DO THIS:
Transcribe word for word the lines spanning the line with "Serialize everything readable" through the end of the records.

--

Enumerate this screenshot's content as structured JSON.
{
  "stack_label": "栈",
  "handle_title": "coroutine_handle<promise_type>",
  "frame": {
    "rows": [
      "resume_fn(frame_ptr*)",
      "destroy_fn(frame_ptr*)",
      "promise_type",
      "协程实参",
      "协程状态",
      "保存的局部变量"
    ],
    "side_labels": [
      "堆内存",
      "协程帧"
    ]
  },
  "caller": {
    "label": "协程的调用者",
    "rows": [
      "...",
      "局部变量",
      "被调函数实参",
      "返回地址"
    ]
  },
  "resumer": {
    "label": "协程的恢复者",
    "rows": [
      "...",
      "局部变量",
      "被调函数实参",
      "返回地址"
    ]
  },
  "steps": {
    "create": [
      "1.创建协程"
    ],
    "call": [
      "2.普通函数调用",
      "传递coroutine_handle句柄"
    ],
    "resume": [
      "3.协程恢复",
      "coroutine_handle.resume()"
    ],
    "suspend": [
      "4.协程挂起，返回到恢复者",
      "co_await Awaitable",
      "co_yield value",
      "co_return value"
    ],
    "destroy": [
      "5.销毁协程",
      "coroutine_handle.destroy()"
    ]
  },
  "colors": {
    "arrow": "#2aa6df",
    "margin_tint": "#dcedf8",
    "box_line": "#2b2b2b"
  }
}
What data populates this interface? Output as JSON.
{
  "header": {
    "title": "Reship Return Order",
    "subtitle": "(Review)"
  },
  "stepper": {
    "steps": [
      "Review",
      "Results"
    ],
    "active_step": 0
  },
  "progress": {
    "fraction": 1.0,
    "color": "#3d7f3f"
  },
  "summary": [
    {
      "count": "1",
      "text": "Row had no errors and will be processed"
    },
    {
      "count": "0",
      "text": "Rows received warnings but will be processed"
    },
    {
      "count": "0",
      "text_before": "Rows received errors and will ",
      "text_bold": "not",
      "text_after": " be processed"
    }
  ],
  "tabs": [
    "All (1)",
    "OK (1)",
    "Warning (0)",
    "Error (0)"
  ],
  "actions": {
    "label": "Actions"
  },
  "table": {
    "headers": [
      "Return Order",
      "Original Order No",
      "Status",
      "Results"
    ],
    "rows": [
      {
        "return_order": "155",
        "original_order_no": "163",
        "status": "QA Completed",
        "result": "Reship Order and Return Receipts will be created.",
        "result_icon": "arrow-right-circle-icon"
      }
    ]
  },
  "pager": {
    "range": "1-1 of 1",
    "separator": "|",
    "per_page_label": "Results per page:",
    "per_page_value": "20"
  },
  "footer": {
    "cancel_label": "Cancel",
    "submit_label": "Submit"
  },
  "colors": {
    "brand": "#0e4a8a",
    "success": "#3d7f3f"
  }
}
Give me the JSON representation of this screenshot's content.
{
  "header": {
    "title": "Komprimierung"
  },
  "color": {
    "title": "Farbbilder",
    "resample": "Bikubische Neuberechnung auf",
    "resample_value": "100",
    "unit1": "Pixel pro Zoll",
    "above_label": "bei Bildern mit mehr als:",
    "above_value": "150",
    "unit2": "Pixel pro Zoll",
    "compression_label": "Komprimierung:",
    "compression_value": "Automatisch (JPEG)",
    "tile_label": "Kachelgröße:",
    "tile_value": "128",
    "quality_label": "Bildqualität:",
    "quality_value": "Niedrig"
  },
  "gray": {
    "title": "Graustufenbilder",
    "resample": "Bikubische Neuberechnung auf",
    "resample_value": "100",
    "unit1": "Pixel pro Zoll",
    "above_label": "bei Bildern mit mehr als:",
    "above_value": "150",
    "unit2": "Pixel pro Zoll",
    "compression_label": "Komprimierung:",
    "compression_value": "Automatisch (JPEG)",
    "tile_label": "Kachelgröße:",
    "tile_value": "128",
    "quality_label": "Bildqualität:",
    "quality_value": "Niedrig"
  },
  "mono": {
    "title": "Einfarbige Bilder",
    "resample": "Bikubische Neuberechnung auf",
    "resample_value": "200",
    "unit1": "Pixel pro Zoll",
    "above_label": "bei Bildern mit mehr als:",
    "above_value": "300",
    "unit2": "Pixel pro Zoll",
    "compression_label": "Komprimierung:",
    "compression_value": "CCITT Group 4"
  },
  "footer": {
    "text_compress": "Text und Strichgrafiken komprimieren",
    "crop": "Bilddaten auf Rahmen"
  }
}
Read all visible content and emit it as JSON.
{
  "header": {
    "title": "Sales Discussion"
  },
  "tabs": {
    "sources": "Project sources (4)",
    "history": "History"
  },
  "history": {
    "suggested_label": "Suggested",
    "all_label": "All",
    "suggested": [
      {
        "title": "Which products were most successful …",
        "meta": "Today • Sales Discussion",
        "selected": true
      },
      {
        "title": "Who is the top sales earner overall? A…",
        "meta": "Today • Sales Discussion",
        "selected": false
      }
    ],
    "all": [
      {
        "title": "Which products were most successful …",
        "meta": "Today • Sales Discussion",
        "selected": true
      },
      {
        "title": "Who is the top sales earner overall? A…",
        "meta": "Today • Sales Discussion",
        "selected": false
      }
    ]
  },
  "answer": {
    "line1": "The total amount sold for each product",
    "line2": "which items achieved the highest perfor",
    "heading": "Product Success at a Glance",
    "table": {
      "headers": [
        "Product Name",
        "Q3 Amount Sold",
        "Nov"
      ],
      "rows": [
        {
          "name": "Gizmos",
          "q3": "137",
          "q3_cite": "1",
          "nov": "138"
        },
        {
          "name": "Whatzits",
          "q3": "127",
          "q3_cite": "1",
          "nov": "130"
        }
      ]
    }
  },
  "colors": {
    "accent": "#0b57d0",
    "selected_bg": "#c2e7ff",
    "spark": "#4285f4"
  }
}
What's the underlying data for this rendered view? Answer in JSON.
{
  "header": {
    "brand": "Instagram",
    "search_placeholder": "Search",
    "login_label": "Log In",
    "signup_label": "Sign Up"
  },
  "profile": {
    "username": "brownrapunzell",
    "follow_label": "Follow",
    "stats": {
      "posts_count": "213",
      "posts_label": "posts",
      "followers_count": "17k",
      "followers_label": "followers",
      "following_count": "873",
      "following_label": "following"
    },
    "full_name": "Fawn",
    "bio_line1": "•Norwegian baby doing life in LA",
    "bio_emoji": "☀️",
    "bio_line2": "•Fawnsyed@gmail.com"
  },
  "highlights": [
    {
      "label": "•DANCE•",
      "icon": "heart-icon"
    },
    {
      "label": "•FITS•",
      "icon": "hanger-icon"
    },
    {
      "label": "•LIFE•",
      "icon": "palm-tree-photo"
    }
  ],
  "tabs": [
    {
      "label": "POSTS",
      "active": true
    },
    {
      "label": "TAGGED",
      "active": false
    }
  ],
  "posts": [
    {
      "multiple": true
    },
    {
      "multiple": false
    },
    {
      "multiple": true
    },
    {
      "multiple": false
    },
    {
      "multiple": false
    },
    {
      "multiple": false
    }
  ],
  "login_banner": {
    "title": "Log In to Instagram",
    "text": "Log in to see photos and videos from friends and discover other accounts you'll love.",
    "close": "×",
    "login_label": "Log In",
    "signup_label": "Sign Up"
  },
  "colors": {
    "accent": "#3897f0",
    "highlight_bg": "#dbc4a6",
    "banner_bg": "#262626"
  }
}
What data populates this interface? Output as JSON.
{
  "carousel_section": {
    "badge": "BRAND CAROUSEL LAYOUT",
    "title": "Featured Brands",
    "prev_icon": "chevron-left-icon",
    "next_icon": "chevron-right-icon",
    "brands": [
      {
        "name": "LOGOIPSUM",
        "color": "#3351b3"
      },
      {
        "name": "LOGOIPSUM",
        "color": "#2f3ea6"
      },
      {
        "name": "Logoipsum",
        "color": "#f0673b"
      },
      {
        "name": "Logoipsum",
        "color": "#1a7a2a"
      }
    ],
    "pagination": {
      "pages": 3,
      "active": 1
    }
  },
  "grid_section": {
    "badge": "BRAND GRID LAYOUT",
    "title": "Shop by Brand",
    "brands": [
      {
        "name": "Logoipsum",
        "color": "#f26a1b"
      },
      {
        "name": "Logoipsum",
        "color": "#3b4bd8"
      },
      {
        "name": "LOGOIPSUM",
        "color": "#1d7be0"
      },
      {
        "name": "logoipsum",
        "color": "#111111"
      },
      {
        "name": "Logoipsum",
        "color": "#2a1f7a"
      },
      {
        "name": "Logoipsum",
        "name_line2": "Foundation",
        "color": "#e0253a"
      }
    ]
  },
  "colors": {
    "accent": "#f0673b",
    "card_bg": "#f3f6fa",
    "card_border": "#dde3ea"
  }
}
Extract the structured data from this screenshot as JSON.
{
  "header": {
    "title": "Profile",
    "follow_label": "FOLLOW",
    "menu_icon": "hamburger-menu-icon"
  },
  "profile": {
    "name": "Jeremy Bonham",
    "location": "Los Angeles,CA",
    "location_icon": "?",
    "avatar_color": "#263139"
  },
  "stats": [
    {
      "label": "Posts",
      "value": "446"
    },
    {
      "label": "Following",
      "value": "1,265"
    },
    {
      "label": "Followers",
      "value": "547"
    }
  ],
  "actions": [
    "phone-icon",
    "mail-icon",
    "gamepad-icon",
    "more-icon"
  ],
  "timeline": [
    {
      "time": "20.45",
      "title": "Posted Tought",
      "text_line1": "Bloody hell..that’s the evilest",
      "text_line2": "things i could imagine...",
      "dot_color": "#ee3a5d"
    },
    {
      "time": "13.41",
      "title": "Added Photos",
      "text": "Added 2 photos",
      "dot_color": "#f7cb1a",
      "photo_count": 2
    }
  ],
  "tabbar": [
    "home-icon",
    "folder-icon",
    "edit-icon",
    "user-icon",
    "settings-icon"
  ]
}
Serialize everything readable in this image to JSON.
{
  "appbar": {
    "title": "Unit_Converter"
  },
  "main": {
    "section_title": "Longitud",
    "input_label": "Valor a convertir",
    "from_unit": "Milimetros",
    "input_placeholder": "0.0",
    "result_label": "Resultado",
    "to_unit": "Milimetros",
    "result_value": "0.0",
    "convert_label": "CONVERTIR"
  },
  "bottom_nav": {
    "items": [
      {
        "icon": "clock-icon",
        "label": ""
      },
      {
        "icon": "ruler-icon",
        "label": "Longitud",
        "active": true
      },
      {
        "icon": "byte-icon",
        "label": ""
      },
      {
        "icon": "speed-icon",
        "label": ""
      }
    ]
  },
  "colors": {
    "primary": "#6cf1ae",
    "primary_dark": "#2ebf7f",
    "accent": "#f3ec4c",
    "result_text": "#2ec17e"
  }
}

--

EXERCISE RESPONSE:
Serialize everything readable in this image to JSON.
{
  "appbar": {
    "title": "Unit_Converter"
  },
  "main": {
    "section_title": "Longitud",
    "input_label": "Valor a convertir",
    "from_unit": "Milimetros",
    "input_placeholder": "0.0",
    "result_label": "Resultado",
    "to_unit": "Milimetros",
    "result_value": "0.0",
    "convert_label": "CONVERTIR"
  },
  "bottom_nav": {
    "items": [
      {
        "icon": "clock-icon",
        "label": ""
      },
      {
        "icon": "ruler-icon",
        "label": "Longitud",
        "active": true
      },
      {
        "icon": "byte-icon",
        "label": ""
      },
      {
        "icon": "speed-icon",
        "label": ""
      }
    ]
  },
  "colors": {
    "primary": "#6cf1ae",
    "primary_dark": "#2ebf7f",
    "accent": "#f3ec4c",
    "result_text": "#2ec17e"
  }
}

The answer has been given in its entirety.